Give only the number of lines in the data that include the string "Chief".

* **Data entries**
----

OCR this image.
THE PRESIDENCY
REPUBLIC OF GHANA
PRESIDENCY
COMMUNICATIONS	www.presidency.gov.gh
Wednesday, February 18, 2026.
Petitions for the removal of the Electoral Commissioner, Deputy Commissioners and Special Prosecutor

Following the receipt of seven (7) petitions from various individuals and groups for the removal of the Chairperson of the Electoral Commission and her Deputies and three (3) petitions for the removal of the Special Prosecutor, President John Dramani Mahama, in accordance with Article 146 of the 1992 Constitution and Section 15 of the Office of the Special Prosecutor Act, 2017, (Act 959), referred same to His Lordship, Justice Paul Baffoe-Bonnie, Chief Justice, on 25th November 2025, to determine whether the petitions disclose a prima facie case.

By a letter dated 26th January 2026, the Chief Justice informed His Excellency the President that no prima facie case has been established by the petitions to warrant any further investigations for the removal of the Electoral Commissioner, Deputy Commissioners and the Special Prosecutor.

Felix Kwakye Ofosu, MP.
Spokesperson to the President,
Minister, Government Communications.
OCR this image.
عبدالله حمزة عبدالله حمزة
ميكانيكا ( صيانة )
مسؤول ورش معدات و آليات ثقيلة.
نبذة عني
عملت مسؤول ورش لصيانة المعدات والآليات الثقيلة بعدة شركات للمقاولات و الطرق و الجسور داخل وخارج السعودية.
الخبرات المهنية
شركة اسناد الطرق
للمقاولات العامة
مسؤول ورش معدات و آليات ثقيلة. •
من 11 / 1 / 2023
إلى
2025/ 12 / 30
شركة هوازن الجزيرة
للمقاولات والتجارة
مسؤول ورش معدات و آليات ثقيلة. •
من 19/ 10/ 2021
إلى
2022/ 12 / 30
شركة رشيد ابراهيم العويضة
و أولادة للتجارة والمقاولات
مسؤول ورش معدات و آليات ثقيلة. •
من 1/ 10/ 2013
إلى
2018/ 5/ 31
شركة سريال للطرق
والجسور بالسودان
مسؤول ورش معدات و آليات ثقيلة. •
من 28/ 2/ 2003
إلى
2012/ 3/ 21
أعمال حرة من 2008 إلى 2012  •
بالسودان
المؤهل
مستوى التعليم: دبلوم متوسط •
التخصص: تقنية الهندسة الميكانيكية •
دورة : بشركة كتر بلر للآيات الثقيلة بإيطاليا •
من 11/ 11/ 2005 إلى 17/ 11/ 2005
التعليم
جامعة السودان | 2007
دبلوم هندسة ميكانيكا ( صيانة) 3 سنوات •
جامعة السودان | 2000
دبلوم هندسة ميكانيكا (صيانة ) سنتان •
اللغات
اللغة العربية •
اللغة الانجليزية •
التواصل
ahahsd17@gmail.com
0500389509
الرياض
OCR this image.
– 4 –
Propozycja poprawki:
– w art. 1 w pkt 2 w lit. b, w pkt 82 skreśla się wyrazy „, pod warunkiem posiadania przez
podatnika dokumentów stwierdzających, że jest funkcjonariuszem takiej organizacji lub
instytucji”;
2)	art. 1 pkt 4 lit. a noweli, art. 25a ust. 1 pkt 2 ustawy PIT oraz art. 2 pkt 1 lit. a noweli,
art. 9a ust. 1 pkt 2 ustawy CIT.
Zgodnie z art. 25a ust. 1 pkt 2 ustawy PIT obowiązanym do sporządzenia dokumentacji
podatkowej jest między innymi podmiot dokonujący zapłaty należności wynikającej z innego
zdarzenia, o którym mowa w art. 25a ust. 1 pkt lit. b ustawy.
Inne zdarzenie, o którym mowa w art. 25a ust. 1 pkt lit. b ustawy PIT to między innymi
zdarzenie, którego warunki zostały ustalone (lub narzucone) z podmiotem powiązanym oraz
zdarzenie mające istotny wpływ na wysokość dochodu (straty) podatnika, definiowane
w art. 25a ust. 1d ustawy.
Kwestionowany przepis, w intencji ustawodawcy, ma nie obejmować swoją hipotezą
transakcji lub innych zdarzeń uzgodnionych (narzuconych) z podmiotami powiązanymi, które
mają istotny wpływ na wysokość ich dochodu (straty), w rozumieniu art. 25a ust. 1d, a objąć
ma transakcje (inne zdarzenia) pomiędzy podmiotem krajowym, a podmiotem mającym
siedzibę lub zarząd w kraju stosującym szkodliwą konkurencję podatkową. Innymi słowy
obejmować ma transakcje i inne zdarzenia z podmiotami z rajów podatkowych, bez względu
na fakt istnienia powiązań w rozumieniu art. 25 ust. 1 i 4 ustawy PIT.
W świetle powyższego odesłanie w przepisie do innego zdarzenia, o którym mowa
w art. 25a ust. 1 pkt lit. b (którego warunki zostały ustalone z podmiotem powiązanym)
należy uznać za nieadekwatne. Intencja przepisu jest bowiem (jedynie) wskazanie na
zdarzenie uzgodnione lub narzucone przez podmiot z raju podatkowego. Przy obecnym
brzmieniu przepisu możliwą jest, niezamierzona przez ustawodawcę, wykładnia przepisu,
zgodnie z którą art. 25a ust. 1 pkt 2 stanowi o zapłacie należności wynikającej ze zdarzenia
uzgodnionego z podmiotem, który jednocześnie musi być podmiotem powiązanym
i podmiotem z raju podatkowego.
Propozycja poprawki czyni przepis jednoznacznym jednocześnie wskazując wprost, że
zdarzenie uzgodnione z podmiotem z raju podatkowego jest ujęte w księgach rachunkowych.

----

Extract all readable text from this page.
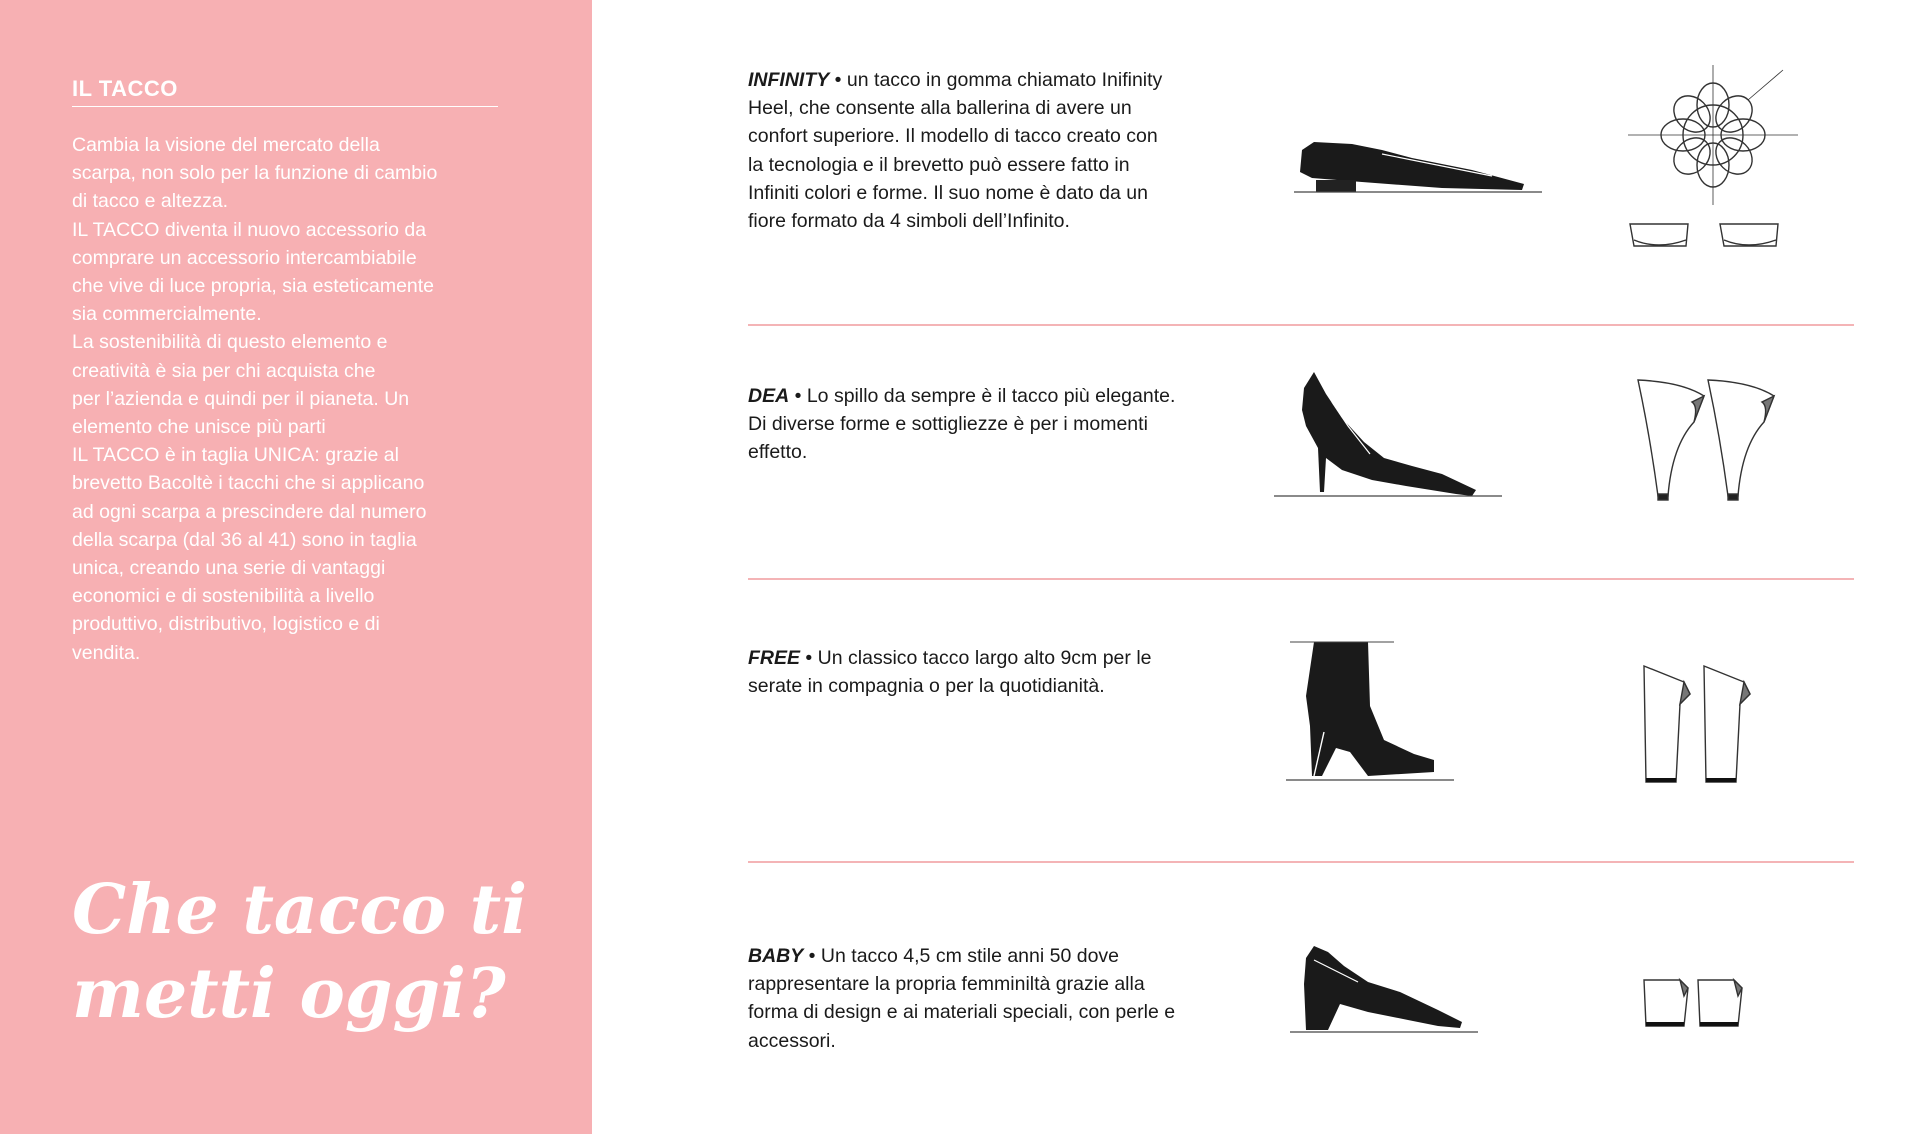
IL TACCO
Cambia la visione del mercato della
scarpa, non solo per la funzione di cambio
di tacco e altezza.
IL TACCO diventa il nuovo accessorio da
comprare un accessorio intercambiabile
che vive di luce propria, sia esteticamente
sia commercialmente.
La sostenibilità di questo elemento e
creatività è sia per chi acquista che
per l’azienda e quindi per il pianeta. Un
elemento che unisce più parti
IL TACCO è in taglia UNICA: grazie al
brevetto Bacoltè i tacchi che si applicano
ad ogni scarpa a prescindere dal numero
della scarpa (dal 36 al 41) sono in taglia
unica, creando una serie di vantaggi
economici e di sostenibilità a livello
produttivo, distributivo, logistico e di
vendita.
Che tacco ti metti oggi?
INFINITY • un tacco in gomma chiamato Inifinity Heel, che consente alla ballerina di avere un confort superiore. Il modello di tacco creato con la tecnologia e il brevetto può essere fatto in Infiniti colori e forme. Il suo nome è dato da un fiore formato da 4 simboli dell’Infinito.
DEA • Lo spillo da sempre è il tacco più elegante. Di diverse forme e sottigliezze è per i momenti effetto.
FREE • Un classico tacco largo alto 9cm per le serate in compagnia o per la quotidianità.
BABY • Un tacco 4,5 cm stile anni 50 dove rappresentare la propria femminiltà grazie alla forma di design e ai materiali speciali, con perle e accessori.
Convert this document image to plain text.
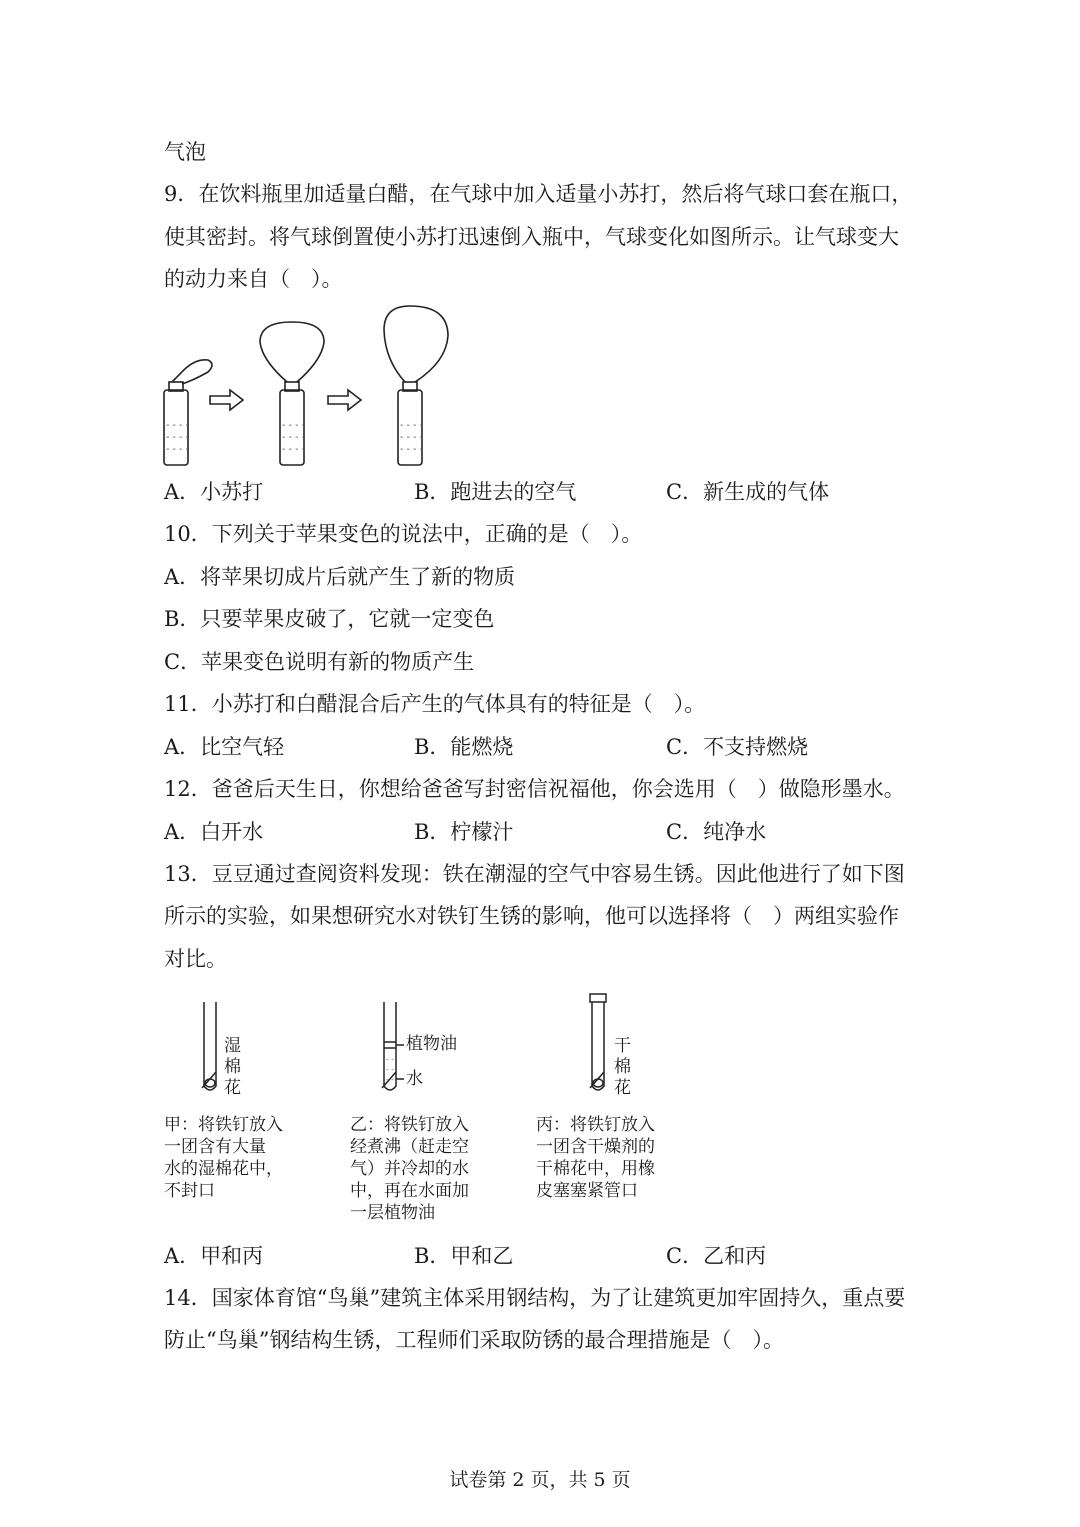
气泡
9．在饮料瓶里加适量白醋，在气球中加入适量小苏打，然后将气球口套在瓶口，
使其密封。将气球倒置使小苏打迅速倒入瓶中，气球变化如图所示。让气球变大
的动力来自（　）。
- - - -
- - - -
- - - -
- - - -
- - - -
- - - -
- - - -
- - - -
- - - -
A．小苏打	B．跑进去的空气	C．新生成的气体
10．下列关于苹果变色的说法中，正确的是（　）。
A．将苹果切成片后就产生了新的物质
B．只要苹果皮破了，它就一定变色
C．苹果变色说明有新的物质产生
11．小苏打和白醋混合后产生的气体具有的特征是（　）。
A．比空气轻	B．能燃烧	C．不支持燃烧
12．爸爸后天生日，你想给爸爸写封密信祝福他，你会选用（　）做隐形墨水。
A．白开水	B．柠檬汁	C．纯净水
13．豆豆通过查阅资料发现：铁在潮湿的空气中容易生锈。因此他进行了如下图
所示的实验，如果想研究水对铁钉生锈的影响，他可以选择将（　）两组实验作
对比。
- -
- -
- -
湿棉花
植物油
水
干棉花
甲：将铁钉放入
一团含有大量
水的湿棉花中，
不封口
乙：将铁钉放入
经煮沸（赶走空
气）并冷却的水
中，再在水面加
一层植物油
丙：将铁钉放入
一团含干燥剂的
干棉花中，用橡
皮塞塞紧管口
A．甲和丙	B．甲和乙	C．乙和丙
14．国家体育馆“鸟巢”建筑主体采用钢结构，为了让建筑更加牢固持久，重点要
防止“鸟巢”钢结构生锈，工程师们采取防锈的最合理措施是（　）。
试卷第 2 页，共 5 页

----

* **RESULT BELOW**
2